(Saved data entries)

-*-

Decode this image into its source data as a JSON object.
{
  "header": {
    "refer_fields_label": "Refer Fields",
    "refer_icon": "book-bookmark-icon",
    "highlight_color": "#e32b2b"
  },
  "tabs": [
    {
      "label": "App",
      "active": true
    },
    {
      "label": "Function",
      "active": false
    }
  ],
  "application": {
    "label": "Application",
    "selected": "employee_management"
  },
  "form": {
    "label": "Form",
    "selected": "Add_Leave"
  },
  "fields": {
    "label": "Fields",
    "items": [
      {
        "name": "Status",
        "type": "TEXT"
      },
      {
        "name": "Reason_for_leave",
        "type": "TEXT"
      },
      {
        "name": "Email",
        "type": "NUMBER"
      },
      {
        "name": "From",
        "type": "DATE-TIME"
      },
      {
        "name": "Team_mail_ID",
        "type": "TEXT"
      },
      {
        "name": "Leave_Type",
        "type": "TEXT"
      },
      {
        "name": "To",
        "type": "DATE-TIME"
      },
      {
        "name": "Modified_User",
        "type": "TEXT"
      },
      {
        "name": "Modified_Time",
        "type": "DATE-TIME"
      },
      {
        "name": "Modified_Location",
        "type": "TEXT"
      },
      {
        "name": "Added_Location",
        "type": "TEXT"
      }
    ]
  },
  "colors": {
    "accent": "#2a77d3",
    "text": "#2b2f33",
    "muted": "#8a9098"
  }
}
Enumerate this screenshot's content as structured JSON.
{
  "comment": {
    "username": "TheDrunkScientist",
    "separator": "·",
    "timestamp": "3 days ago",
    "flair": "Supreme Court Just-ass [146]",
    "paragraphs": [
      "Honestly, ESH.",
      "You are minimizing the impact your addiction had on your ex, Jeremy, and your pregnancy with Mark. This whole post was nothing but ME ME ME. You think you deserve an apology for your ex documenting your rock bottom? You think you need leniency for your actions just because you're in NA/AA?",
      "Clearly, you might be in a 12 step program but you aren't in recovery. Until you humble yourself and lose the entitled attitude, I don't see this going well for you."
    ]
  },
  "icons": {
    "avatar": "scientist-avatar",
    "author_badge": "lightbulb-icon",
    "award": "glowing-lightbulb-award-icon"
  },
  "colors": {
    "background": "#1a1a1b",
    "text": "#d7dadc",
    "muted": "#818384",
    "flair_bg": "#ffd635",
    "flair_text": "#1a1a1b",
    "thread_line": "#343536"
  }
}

-*-

Brief:
State the count of lines holding the string "lightbulb" in the listing above, and nothing else.

Solution to this task:
2